§ **What is being asked**: Search the records for "health" and copy each line that holds it.

§ **Records shown**:
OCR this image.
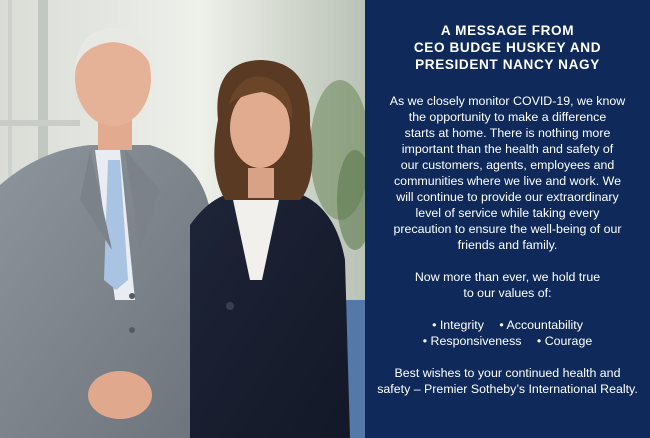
A MESSAGE FROM
CEO BUDGE HUSKEY AND
PRESIDENT NANCY NAGY
As we closely monitor COVID-19, we know
the opportunity to make a difference
starts at home. There is nothing more
important than the health and safety of
our customers, agents, employees and
communities where we live and work. We
will continue to provide our extraordinary
level of service while taking every
precaution to ensure the well-being of our
friends and family.
Now more than ever, we hold true
to our values of:
• Integrity • Accountability
• Responsiveness • Courage
Best wishes to your continued health and
safety – Premier Sotheby’s International Realty.
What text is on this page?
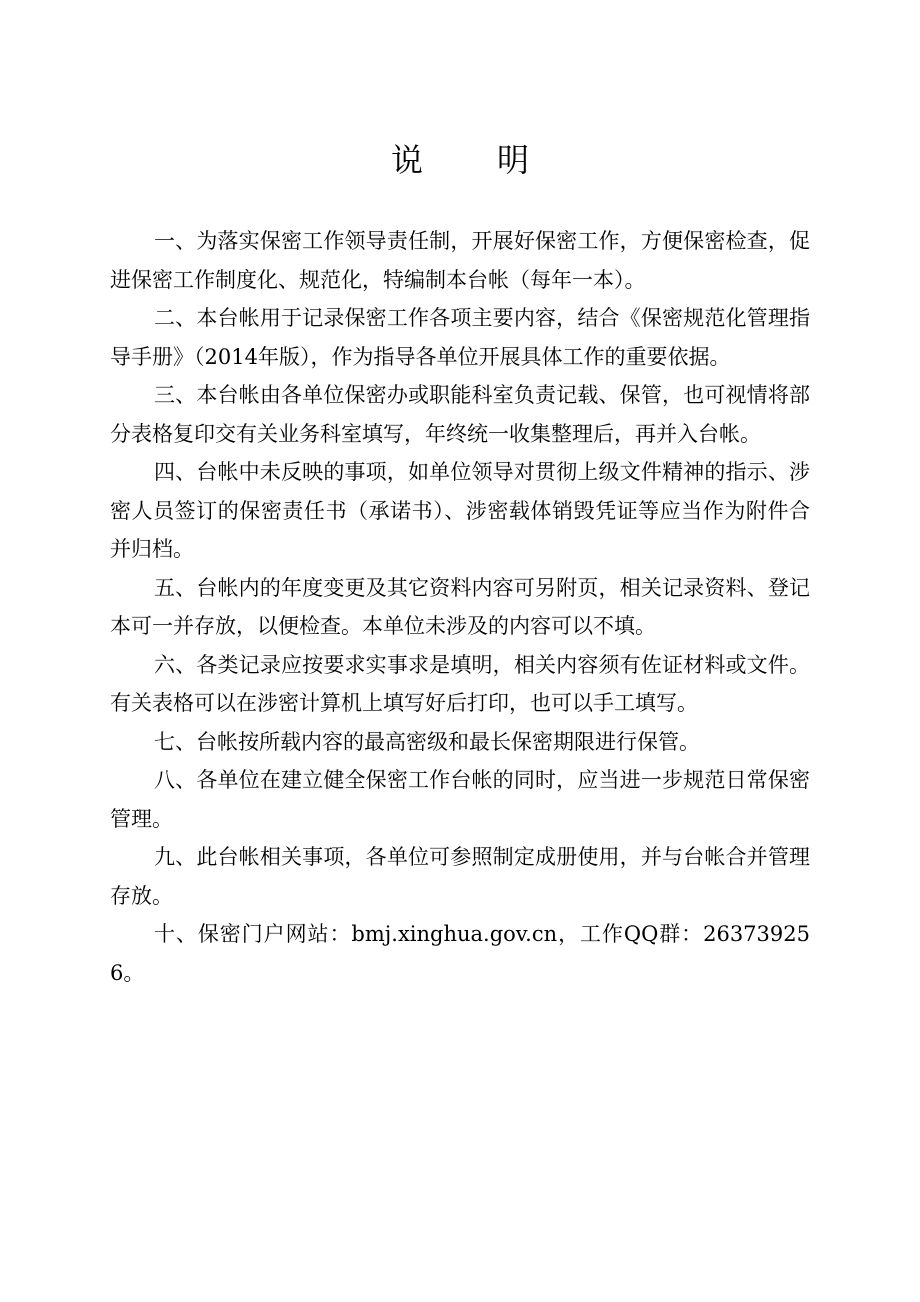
说 明

一、为落实保密工作领导责任制，开展好保密工作，方便保密检查，促进保密工作制度化、规范化，特编制本台帐（每年一本）。

二、本台帐用于记录保密工作各项主要内容，结合《保密规范化管理指导手册》（2014年版），作为指导各单位开展具体工作的重要依据。

三、本台帐由各单位保密办或职能科室负责记载、保管，也可视情将部分表格复印交有关业务科室填写，年终统一收集整理后，再并入台帐。

四、台帐中未反映的事项，如单位领导对贯彻上级文件精神的指示、涉密人员签订的保密责任书（承诺书）、涉密载体销毁凭证等应当作为附件合并归档。

五、台帐内的年度变更及其它资料内容可另附页，相关记录资料、登记本可一并存放，以便检查。本单位未涉及的内容可以不填。

六、各类记录应按要求实事求是填明，相关内容须有佐证材料或文件。有关表格可以在涉密计算机上填写好后打印，也可以手工填写。

七、台帐按所载内容的最高密级和最长保密期限进行保管。

八、各单位在建立健全保密工作台帐的同时，应当进一步规范日常保密管理。

九、此台帐相关事项，各单位可参照制定成册使用，并与台帐合并管理存放。

十、保密门户网站：bmj.xinghua.gov.cn，工作QQ群：263739256。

§ **Result of the exercise**:
important than the health and safety of
Best wishes to your continued health and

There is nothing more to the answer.